GIVEN INSTRUCTION - Filter the records below down to lines containing "name".
══ DATA SHOWN
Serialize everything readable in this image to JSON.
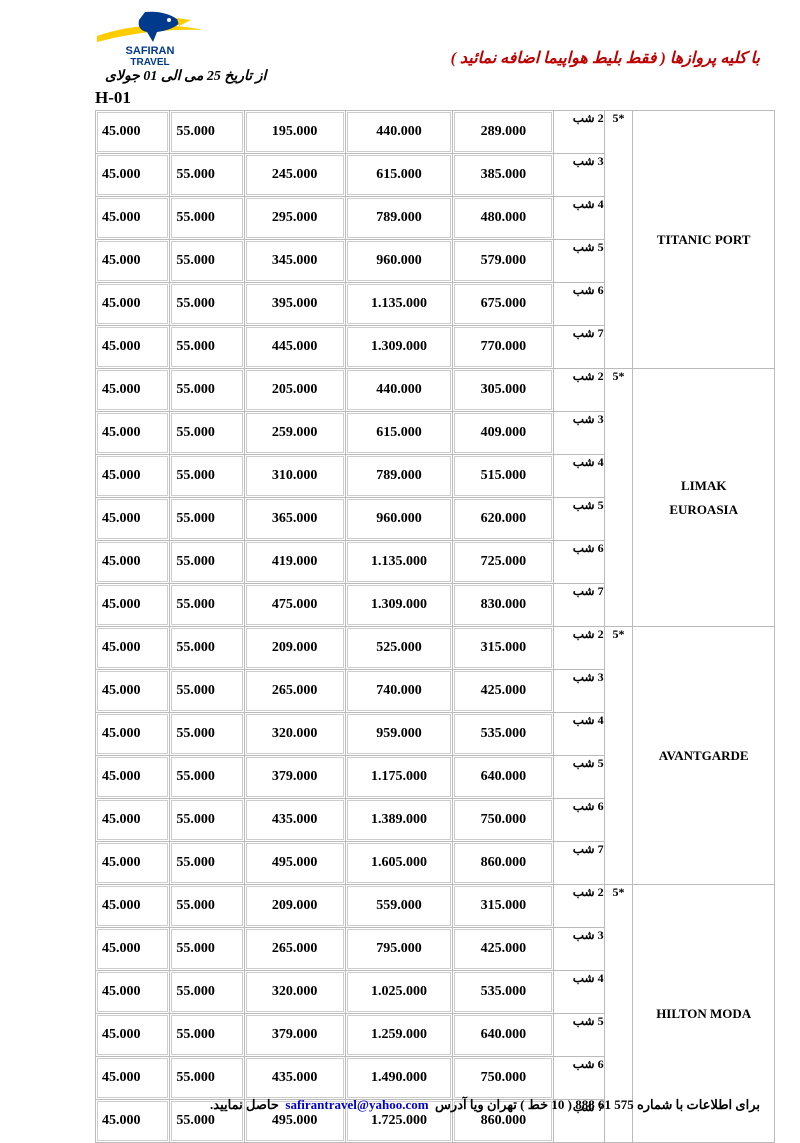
{
  "logo": {
    "bird_fill": "#003a8c",
    "beak_fill": "#ffcc00",
    "swoosh_fill": "#ffcc00",
    "text1": "SAFIRAN",
    "text2": "TRAVEL",
    "text_color": "#003a8c"
  },
  "header_red": "با کلیه پروازها ( فقط بلیط هواپیما اضافه نمائید )",
  "header_black": "از تاریخ 25 می الی 01 جولای",
  "code": "H-01",
  "star": "5*",
  "c1_const": "45.000",
  "c2_const": "55.000",
  "hotels": [
    {
      "name": "TITANIC PORT",
      "rows": [
        {
          "c3": "195.000",
          "c4": "440.000",
          "c5": "289.000",
          "n": "2 شب"
        },
        {
          "c3": "245.000",
          "c4": "615.000",
          "c5": "385.000",
          "n": "3 شب"
        },
        {
          "c3": "295.000",
          "c4": "789.000",
          "c5": "480.000",
          "n": "4 شب"
        },
        {
          "c3": "345.000",
          "c4": "960.000",
          "c5": "579.000",
          "n": "5 شب"
        },
        {
          "c3": "395.000",
          "c4": "1.135.000",
          "c5": "675.000",
          "n": "6 شب"
        },
        {
          "c3": "445.000",
          "c4": "1.309.000",
          "c5": "770.000",
          "n": "7 شب"
        }
      ]
    },
    {
      "name": "LIMAK EUROASIA",
      "rows": [
        {
          "c3": "205.000",
          "c4": "440.000",
          "c5": "305.000",
          "n": "2 شب"
        },
        {
          "c3": "259.000",
          "c4": "615.000",
          "c5": "409.000",
          "n": "3 شب"
        },
        {
          "c3": "310.000",
          "c4": "789.000",
          "c5": "515.000",
          "n": "4 شب"
        },
        {
          "c3": "365.000",
          "c4": "960.000",
          "c5": "620.000",
          "n": "5 شب"
        },
        {
          "c3": "419.000",
          "c4": "1.135.000",
          "c5": "725.000",
          "n": "6 شب"
        },
        {
          "c3": "475.000",
          "c4": "1.309.000",
          "c5": "830.000",
          "n": "7 شب"
        }
      ]
    },
    {
      "name": "AVANTGARDE",
      "rows": [
        {
          "c3": "209.000",
          "c4": "525.000",
          "c5": "315.000",
          "n": "2 شب"
        },
        {
          "c3": "265.000",
          "c4": "740.000",
          "c5": "425.000",
          "n": "3 شب"
        },
        {
          "c3": "320.000",
          "c4": "959.000",
          "c5": "535.000",
          "n": "4 شب"
        },
        {
          "c3": "379.000",
          "c4": "1.175.000",
          "c5": "640.000",
          "n": "5 شب"
        },
        {
          "c3": "435.000",
          "c4": "1.389.000",
          "c5": "750.000",
          "n": "6 شب"
        },
        {
          "c3": "495.000",
          "c4": "1.605.000",
          "c5": "860.000",
          "n": "7 شب"
        }
      ]
    },
    {
      "name": "HILTON MODA",
      "rows": [
        {
          "c3": "209.000",
          "c4": "559.000",
          "c5": "315.000",
          "n": "2 شب"
        },
        {
          "c3": "265.000",
          "c4": "795.000",
          "c5": "425.000",
          "n": "3 شب"
        },
        {
          "c3": "320.000",
          "c4": "1.025.000",
          "c5": "535.000",
          "n": "4 شب"
        },
        {
          "c3": "379.000",
          "c4": "1.259.000",
          "c5": "640.000",
          "n": "5 شب"
        },
        {
          "c3": "435.000",
          "c4": "1.490.000",
          "c5": "750.000",
          "n": "6 شب"
        },
        {
          "c3": "495.000",
          "c4": "1.725.000",
          "c5": "860.000",
          "n": "7 شب"
        }
      ]
    }
  ],
  "footer": {
    "pre": "برای اطلاعات با شماره 575 61 888 ( 10 خط ) تهران ویا آدرس",
    "email": "safirantravel@yahoo.com",
    "post": "حاصل نمایید."
  }
}
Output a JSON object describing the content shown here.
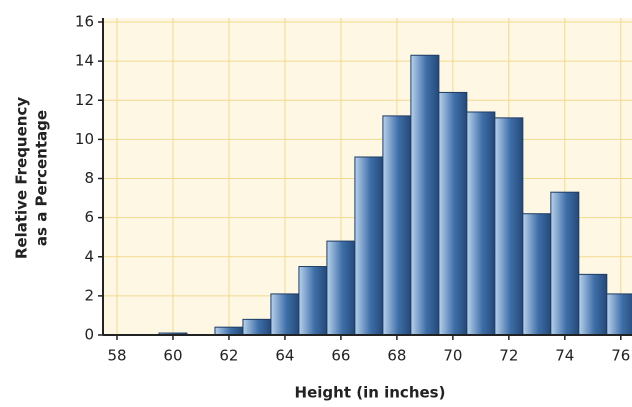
{
  "chart_data": {
    "type": "histogram",
    "xlabel": "Height (in inches)",
    "ylabel": [
      "Relative Frequency",
      "as a Percentage"
    ],
    "bins": [
      57.5,
      58.5,
      59.5,
      60.5,
      61.5,
      62.5,
      63.5,
      64.5,
      65.5,
      66.5,
      67.5,
      68.5,
      69.5,
      70.5,
      71.5,
      72.5,
      73.5,
      74.5,
      75.5,
      76.5
    ],
    "values": [
      0,
      0,
      0.1,
      0,
      0.4,
      0.8,
      2.1,
      3.5,
      4.8,
      9.1,
      11.2,
      14.3,
      12.4,
      11.4,
      11.1,
      6.2,
      7.3,
      3.1,
      2.1
    ],
    "color": "#3f6fa8",
    "xlim": [
      57.5,
      76.4
    ],
    "xticks": [
      58,
      60,
      62,
      64,
      66,
      68,
      70,
      72,
      74,
      76
    ],
    "ylim": [
      0,
      16
    ],
    "yticks": [
      0,
      2,
      4,
      6,
      8,
      10,
      12,
      14,
      16
    ],
    "grid": true
  }
}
════
RESPONSE TO THE TASK -
      "name": "TITANIC PORT",
      "name": "LIMAK EUROASIA",
      "name": "AVANTGARDE",
      "name": "HILTON MODA",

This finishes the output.